◆ Given information:
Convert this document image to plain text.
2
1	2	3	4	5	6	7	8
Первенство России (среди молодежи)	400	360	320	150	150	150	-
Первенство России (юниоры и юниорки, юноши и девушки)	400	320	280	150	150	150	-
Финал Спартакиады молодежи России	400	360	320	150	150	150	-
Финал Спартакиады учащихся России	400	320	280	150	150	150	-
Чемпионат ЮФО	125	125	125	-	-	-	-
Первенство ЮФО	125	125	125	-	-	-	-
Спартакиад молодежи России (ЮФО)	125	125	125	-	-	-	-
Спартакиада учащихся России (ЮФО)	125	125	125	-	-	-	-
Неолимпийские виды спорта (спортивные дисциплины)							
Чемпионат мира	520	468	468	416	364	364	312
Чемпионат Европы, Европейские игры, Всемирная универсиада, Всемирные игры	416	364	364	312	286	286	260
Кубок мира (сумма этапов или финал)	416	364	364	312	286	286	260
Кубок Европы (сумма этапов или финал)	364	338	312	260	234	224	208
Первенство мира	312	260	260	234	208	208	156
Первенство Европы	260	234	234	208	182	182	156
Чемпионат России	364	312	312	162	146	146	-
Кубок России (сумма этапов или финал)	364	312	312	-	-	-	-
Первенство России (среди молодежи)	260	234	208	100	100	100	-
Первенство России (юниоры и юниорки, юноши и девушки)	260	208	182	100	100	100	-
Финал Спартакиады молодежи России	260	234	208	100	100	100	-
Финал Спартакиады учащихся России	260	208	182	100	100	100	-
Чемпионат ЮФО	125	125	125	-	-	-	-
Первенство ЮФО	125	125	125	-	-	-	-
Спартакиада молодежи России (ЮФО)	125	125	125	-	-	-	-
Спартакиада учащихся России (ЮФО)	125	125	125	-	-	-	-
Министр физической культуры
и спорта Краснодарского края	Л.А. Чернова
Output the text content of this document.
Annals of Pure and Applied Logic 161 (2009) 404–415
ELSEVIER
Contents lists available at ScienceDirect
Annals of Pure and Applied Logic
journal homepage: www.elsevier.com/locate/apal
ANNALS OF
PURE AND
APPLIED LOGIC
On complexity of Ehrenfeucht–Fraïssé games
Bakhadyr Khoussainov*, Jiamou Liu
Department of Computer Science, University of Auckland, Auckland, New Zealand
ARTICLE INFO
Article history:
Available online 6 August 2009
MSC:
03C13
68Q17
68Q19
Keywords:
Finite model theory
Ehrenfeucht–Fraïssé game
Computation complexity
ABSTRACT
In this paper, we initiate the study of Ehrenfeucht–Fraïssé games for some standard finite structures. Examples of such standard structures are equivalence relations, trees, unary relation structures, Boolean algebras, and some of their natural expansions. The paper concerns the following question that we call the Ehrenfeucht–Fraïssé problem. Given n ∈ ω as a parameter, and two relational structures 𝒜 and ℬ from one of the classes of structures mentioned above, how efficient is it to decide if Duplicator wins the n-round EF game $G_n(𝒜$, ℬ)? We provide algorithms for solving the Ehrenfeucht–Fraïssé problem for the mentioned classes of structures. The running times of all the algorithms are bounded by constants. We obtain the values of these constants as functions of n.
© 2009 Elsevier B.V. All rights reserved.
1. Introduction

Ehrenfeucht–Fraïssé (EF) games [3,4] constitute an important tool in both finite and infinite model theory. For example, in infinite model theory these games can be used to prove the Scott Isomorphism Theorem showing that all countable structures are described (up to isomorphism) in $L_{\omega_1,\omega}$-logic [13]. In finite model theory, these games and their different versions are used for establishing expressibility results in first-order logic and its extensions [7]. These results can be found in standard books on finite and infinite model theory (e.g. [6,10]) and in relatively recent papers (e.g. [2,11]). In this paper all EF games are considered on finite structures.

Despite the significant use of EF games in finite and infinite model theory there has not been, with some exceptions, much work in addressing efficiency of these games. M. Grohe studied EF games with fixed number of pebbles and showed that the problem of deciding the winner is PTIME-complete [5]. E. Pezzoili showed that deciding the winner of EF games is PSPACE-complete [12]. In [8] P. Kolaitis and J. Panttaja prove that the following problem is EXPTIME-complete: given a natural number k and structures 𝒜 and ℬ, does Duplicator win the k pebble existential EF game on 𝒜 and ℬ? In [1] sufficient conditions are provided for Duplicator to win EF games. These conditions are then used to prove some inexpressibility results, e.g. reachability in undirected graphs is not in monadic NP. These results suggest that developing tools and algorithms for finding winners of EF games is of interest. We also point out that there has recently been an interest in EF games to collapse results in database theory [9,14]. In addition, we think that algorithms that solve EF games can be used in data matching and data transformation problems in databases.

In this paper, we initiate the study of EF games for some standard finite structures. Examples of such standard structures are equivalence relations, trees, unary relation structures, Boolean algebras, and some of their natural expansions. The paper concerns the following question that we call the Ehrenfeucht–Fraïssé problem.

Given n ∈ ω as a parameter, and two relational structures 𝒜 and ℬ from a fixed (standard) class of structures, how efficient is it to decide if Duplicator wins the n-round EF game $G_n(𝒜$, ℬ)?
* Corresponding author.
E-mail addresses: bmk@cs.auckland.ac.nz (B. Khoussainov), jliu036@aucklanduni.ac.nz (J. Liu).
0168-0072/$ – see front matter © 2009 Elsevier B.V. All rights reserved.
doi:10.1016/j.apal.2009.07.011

◆ Job: All of the lines above need to be given again exactly.

◆ Full response:
Convert this document image to plain text.
2
1	2	3	4	5	6	7	8
Первенство России (среди молодежи)	400	360	320	150	150	150	-
Первенство России (юниоры и юниорки, юноши и девушки)	400	320	280	150	150	150	-
Финал Спартакиады молодежи России	400	360	320	150	150	150	-
Финал Спартакиады учащихся России	400	320	280	150	150	150	-
Чемпионат ЮФО	125	125	125	-	-	-	-
Первенство ЮФО	125	125	125	-	-	-	-
Спартакиад молодежи России (ЮФО)	125	125	125	-	-	-	-
Спартакиада учащихся России (ЮФО)	125	125	125	-	-	-	-
Неолимпийские виды спорта (спортивные дисциплины)							
Чемпионат мира	520	468	468	416	364	364	312
Чемпионат Европы, Европейские игры, Всемирная универсиада, Всемирные игры	416	364	364	312	286	286	260
Кубок мира (сумма этапов или финал)	416	364	364	312	286	286	260
Кубок Европы (сумма этапов или финал)	364	338	312	260	234	224	208
Первенство мира	312	260	260	234	208	208	156
Первенство Европы	260	234	234	208	182	182	156
Чемпионат России	364	312	312	162	146	146	-
Кубок России (сумма этапов или финал)	364	312	312	-	-	-	-
Первенство России (среди молодежи)	260	234	208	100	100	100	-
Первенство России (юниоры и юниорки, юноши и девушки)	260	208	182	100	100	100	-
Финал Спартакиады молодежи России	260	234	208	100	100	100	-
Финал Спартакиады учащихся России	260	208	182	100	100	100	-
Чемпионат ЮФО	125	125	125	-	-	-	-
Первенство ЮФО	125	125	125	-	-	-	-
Спартакиада молодежи России (ЮФО)	125	125	125	-	-	-	-
Спартакиада учащихся России (ЮФО)	125	125	125	-	-	-	-
Министр физической культуры
и спорта Краснодарского края	Л.А. Чернова
Output the text content of this document.
Annals of Pure and Applied Logic 161 (2009) 404–415
ELSEVIER
Contents lists available at ScienceDirect
Annals of Pure and Applied Logic
journal homepage: www.elsevier.com/locate/apal
ANNALS OF
PURE AND
APPLIED LOGIC
On complexity of Ehrenfeucht–Fraïssé games
Bakhadyr Khoussainov*, Jiamou Liu
Department of Computer Science, University of Auckland, Auckland, New Zealand
ARTICLE INFO
Article history:
Available online 6 August 2009
MSC:
03C13
68Q17
68Q19
Keywords:
Finite model theory
Ehrenfeucht–Fraïssé game
Computation complexity
ABSTRACT
In this paper, we initiate the study of Ehrenfeucht–Fraïssé games for some standard finite structures. Examples of such standard structures are equivalence relations, trees, unary relation structures, Boolean algebras, and some of their natural expansions. The paper concerns the following question that we call the Ehrenfeucht–Fraïssé problem. Given n ∈ ω as a parameter, and two relational structures 𝒜 and ℬ from one of the classes of structures mentioned above, how efficient is it to decide if Duplicator wins the n-round EF game $G_n(𝒜$, ℬ)? We provide algorithms for solving the Ehrenfeucht–Fraïssé problem for the mentioned classes of structures. The running times of all the algorithms are bounded by constants. We obtain the values of these constants as functions of n.
© 2009 Elsevier B.V. All rights reserved.
1. Introduction

Ehrenfeucht–Fraïssé (EF) games [3,4] constitute an important tool in both finite and infinite model theory. For example, in infinite model theory these games can be used to prove the Scott Isomorphism Theorem showing that all countable structures are described (up to isomorphism) in $L_{\omega_1,\omega}$-logic [13]. In finite model theory, these games and their different versions are used for establishing expressibility results in first-order logic and its extensions [7]. These results can be found in standard books on finite and infinite model theory (e.g. [6,10]) and in relatively recent papers (e.g. [2,11]). In this paper all EF games are considered on finite structures.

Despite the significant use of EF games in finite and infinite model theory there has not been, with some exceptions, much work in addressing efficiency of these games. M. Grohe studied EF games with fixed number of pebbles and showed that the problem of deciding the winner is PTIME-complete [5]. E. Pezzoili showed that deciding the winner of EF games is PSPACE-complete [12]. In [8] P. Kolaitis and J. Panttaja prove that the following problem is EXPTIME-complete: given a natural number k and structures 𝒜 and ℬ, does Duplicator win the k pebble existential EF game on 𝒜 and ℬ? In [1] sufficient conditions are provided for Duplicator to win EF games. These conditions are then used to prove some inexpressibility results, e.g. reachability in undirected graphs is not in monadic NP. These results suggest that developing tools and algorithms for finding winners of EF games is of interest. We also point out that there has recently been an interest in EF games to collapse results in database theory [9,14]. In addition, we think that algorithms that solve EF games can be used in data matching and data transformation problems in databases.

In this paper, we initiate the study of EF games for some standard finite structures. Examples of such standard structures are equivalence relations, trees, unary relation structures, Boolean algebras, and some of their natural expansions. The paper concerns the following question that we call the Ehrenfeucht–Fraïssé problem.

Given n ∈ ω as a parameter, and two relational structures 𝒜 and ℬ from a fixed (standard) class of structures, how efficient is it to decide if Duplicator wins the n-round EF game $G_n(𝒜$, ℬ)?
* Corresponding author.
E-mail addresses: bmk@cs.auckland.ac.nz (B. Khoussainov), jliu036@aucklanduni.ac.nz (J. Liu).
0168-0072/$ – see front matter © 2009 Elsevier B.V. All rights reserved.
doi:10.1016/j.apal.2009.07.011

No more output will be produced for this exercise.